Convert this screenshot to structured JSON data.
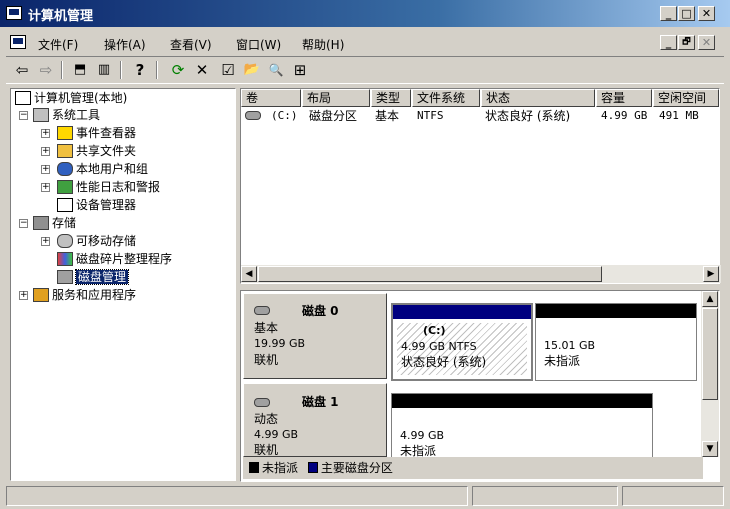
{
  "window": {
    "title": "计算机管理",
    "minimize": "_",
    "maximize": "□",
    "close": "✕"
  },
  "menu": {
    "items": [
      "文件(F)",
      "操作(A)",
      "查看(V)",
      "窗口(W)",
      "帮助(H)"
    ],
    "mdi_minimize": "_",
    "mdi_restore": "🗗",
    "mdi_close": "✕"
  },
  "toolbar": {
    "back": "⇦",
    "forward": "⇨",
    "up": "⬒",
    "show_hide": "▥",
    "help": "?",
    "refresh": "⟳",
    "delete": "✕",
    "properties": "☑",
    "open": "📂",
    "search": "🔍",
    "export": "⊞"
  },
  "tree": {
    "root": "计算机管理(本地)",
    "system_tools": "系统工具",
    "event_viewer": "事件查看器",
    "shared_folders": "共享文件夹",
    "local_users": "本地用户和组",
    "perf_logs": "性能日志和警报",
    "device_manager": "设备管理器",
    "storage": "存储",
    "removable": "可移动存储",
    "defrag": "磁盘碎片整理程序",
    "disk_mgmt": "磁盘管理",
    "services": "服务和应用程序"
  },
  "volume_list": {
    "columns": [
      "卷",
      "布局",
      "类型",
      "文件系统",
      "状态",
      "容量",
      "空闲空间"
    ],
    "rows": [
      {
        "volume": "(C:)",
        "layout": "磁盘分区",
        "type": "基本",
        "fs": "NTFS",
        "status": "状态良好 (系统)",
        "capacity": "4.99 GB",
        "free": "491 MB"
      }
    ]
  },
  "disks": [
    {
      "name": "磁盘 0",
      "type": "基本",
      "size": "19.99 GB",
      "state": "联机",
      "partitions": [
        {
          "label": "(C:)",
          "detail": "4.99 GB NTFS",
          "status": "状态良好 (系统)",
          "kind": "primary"
        },
        {
          "label": "",
          "detail": "15.01 GB",
          "status": "未指派",
          "kind": "unallocated"
        }
      ]
    },
    {
      "name": "磁盘 1",
      "type": "动态",
      "size": "4.99 GB",
      "state": "联机",
      "partitions": [
        {
          "label": "",
          "detail": "4.99 GB",
          "status": "未指派",
          "kind": "unallocated"
        }
      ]
    }
  ],
  "legend": {
    "unallocated": "未指派",
    "primary": "主要磁盘分区"
  },
  "colors": {
    "title_start": "#0a246a",
    "selection": "#0a246a",
    "primary_partition": "#000080",
    "unallocated": "#000000",
    "face": "#d4d0c8"
  }
}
########################################
_Written exercise_. Every line above should be repeated exactly; pictures stay out of the copy.

_Problem solution_.
Convert this screenshot to structured JSON data.
{
  "window": {
    "title": "计算机管理",
    "minimize": "_",
    "maximize": "□",
    "close": "✕"
  },
  "menu": {
    "items": [
      "文件(F)",
      "操作(A)",
      "查看(V)",
      "窗口(W)",
      "帮助(H)"
    ],
    "mdi_minimize": "_",
    "mdi_restore": "🗗",
    "mdi_close": "✕"
  },
  "toolbar": {
    "back": "⇦",
    "forward": "⇨",
    "up": "⬒",
    "show_hide": "▥",
    "help": "?",
    "refresh": "⟳",
    "delete": "✕",
    "properties": "☑",
    "open": "📂",
    "search": "🔍",
    "export": "⊞"
  },
  "tree": {
    "root": "计算机管理(本地)",
    "system_tools": "系统工具",
    "event_viewer": "事件查看器",
    "shared_folders": "共享文件夹",
    "local_users": "本地用户和组",
    "perf_logs": "性能日志和警报",
    "device_manager": "设备管理器",
    "storage": "存储",
    "removable": "可移动存储",
    "defrag": "磁盘碎片整理程序",
    "disk_mgmt": "磁盘管理",
    "services": "服务和应用程序"
  },
  "volume_list": {
    "columns": [
      "卷",
      "布局",
      "类型",
      "文件系统",
      "状态",
      "容量",
      "空闲空间"
    ],
    "rows": [
      {
        "volume": "(C:)",
        "layout": "磁盘分区",
        "type": "基本",
        "fs": "NTFS",
        "status": "状态良好 (系统)",
        "capacity": "4.99 GB",
        "free": "491 MB"
      }
    ]
  },
  "disks": [
    {
      "name": "磁盘 0",
      "type": "基本",
      "size": "19.99 GB",
      "state": "联机",
      "partitions": [
        {
          "label": "(C:)",
          "detail": "4.99 GB NTFS",
          "status": "状态良好 (系统)",
          "kind": "primary"
        },
        {
          "label": "",
          "detail": "15.01 GB",
          "status": "未指派",
          "kind": "unallocated"
        }
      ]
    },
    {
      "name": "磁盘 1",
      "type": "动态",
      "size": "4.99 GB",
      "state": "联机",
      "partitions": [
        {
          "label": "",
          "detail": "4.99 GB",
          "status": "未指派",
          "kind": "unallocated"
        }
      ]
    }
  ],
  "legend": {
    "unallocated": "未指派",
    "primary": "主要磁盘分区"
  },
  "colors": {
    "title_start": "#0a246a",
    "selection": "#0a246a",
    "primary_partition": "#000080",
    "unallocated": "#000000",
    "face": "#d4d0c8"
  }
}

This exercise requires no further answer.